**Passage shown**
Vsevolod III Yuryevich, or Vsevolod the Big Nest () (1154–1212), was Grand Prince of Vladimir from 1176 to 1212. During his long reign, the city reached the zenith of its glory.

Family
Vsevolod was the tenth or eleventh son of Yuri Dolgoruky (c. 1099 – 1157), who founded the town Dmitrov to commemorate the site of Vsevolod's birth. Nikolai Karamzin (1766 – 1826) initiated the speculation identifying Vsevolod's mother Helene as a Greek princess, because after her husband's death she took Vsevolod with her to Constantinople.

Vsevolod spent his youth at the chivalric court of the Komnenoi. On his return from the Byzantine Empire to Rus' in 1170, Vsevolod supposedly visited Tbilisi, as a local chronicle records that that year the Georgian king entertained his  nephew from Constantinople and married him to his relative, an Ossetian princess.

**Requests**
(A) According to the passage about Vsevolod III, which town did Yuri Dolgoruky found to mark the site of Vsevolod's birth?
(B) How many lines of the listing contain the string "outline"? Give only the number.
The listing is unrelated to the passage about Vsevolod III.

**Records supplied**
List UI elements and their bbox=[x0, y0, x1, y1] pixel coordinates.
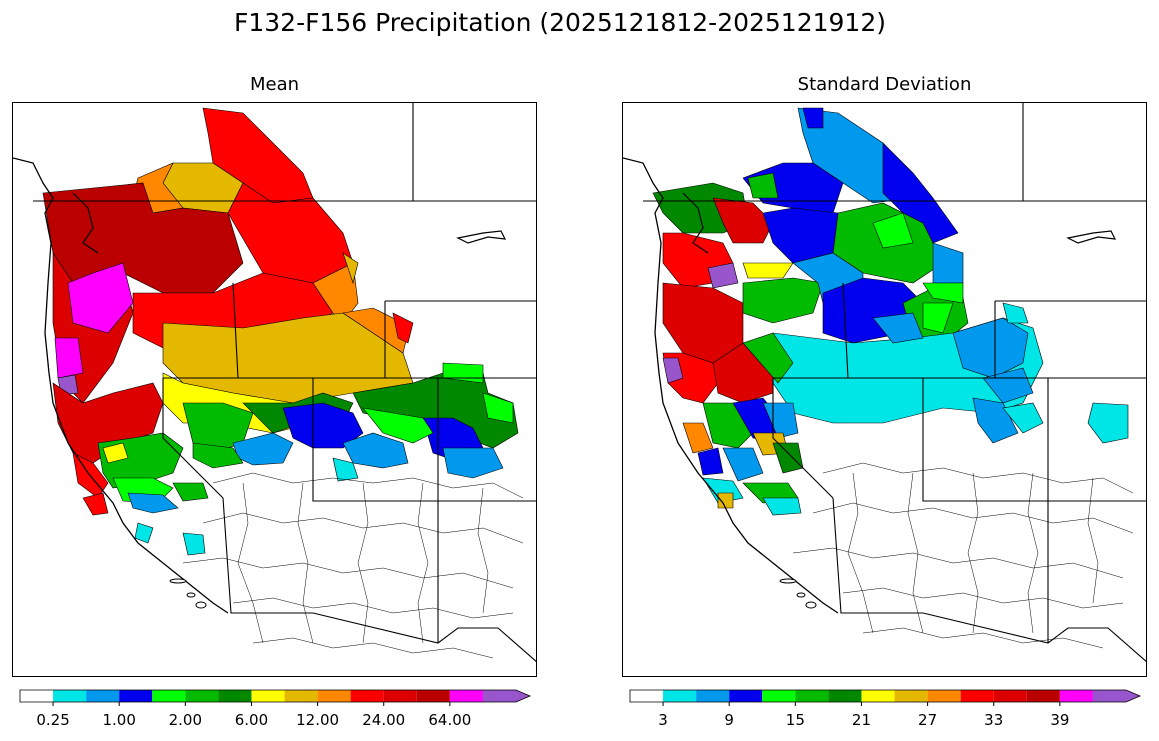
figure-title: F132-F156 Precipitation (2025121812-2025… bbox=[233, 8, 886, 37]
colorbar-segment bbox=[482, 690, 530, 702]
colorbar-segment bbox=[1026, 690, 1060, 702]
colorbar-segment bbox=[630, 690, 664, 702]
colorbar-segment bbox=[894, 690, 928, 702]
map-mean bbox=[12, 102, 537, 677]
colorbar-segment bbox=[284, 690, 318, 702]
colorbar-segment bbox=[53, 690, 87, 702]
colorbar-segment bbox=[383, 690, 417, 702]
colorbar-tick-label: 39 bbox=[1050, 711, 1070, 729]
colorbar-tick-label: 15 bbox=[785, 711, 805, 729]
colorbar-segment bbox=[1059, 690, 1093, 702]
colorbar-segment bbox=[696, 690, 730, 702]
colorbar-segment bbox=[185, 690, 219, 702]
colorbar-tick-label: 12.00 bbox=[296, 711, 340, 729]
colorbar-outline bbox=[19, 689, 532, 703]
colorbar-segment bbox=[20, 690, 54, 702]
colorbar-tick-label: 1.00 bbox=[102, 711, 136, 729]
colorbar-tick-label: 27 bbox=[918, 711, 938, 729]
colorbar-segment bbox=[218, 690, 252, 702]
colorbar-tick-label: 64.00 bbox=[428, 711, 472, 729]
colorbar-segment bbox=[993, 690, 1027, 702]
map-mean-canvas bbox=[13, 103, 536, 662]
colorbar-tick-label: 9 bbox=[724, 711, 734, 729]
colorbar-segment bbox=[317, 690, 351, 702]
colorbar-tick-label: 33 bbox=[984, 711, 1004, 729]
colorbar-tick-label: 21 bbox=[851, 711, 871, 729]
colorbar-segment bbox=[449, 690, 483, 702]
colorbar-stddev bbox=[629, 689, 1142, 706]
colorbar-tick-label: 2.00 bbox=[168, 711, 203, 729]
colorbar-tick-label: 24.00 bbox=[362, 711, 406, 729]
colorbar-segment bbox=[152, 690, 186, 702]
colorbar-segment bbox=[762, 690, 796, 702]
colorbar-outline bbox=[629, 689, 1142, 703]
colorbar-mean bbox=[19, 689, 532, 706]
colorbar-tick-label: 0.25 bbox=[36, 711, 70, 729]
colorbar-segment bbox=[729, 690, 763, 702]
panel-title-stddev: Standard Deviation bbox=[797, 74, 972, 95]
colorbar-segment bbox=[861, 690, 895, 702]
colorbar-segment bbox=[795, 690, 829, 702]
colorbar-segment bbox=[960, 690, 994, 702]
colorbar-segment bbox=[350, 690, 384, 702]
colorbar-segment bbox=[828, 690, 862, 702]
colorbar-tick-label: 6.00 bbox=[234, 711, 269, 729]
colorbar-segment bbox=[416, 690, 450, 702]
colorbar-tick-label: 3 bbox=[658, 711, 668, 729]
colorbar-segment bbox=[663, 690, 697, 702]
panel-title-mean: Mean bbox=[249, 74, 300, 95]
colorbar-segment bbox=[86, 690, 120, 702]
colorbar-segment bbox=[1092, 690, 1140, 702]
colorbar-segment bbox=[119, 690, 153, 702]
map-stddev-canvas bbox=[623, 103, 1146, 662]
colorbar-stddev-bar bbox=[629, 689, 1142, 706]
map-stddev bbox=[622, 102, 1147, 677]
colorbar-mean-bar bbox=[19, 689, 532, 706]
colorbar-segment bbox=[927, 690, 961, 702]
colorbar-segment bbox=[251, 690, 285, 702]
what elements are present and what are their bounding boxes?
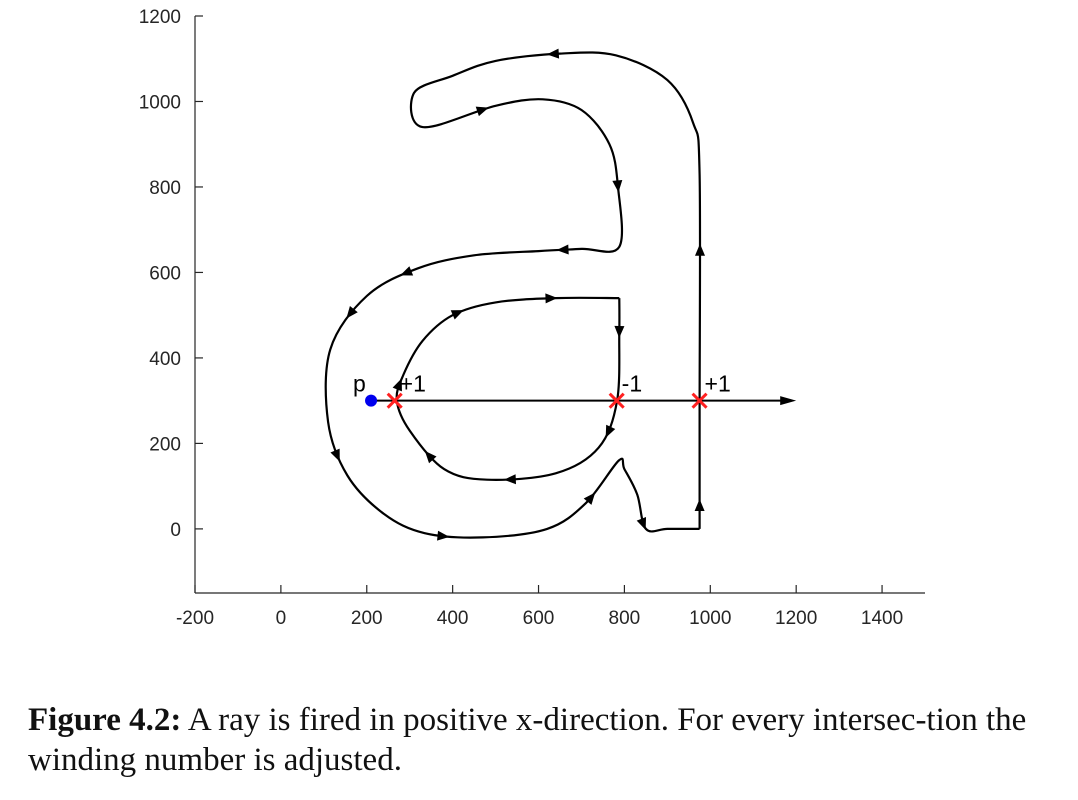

**Solved tasks**
(A) Dmitrov

(B) 2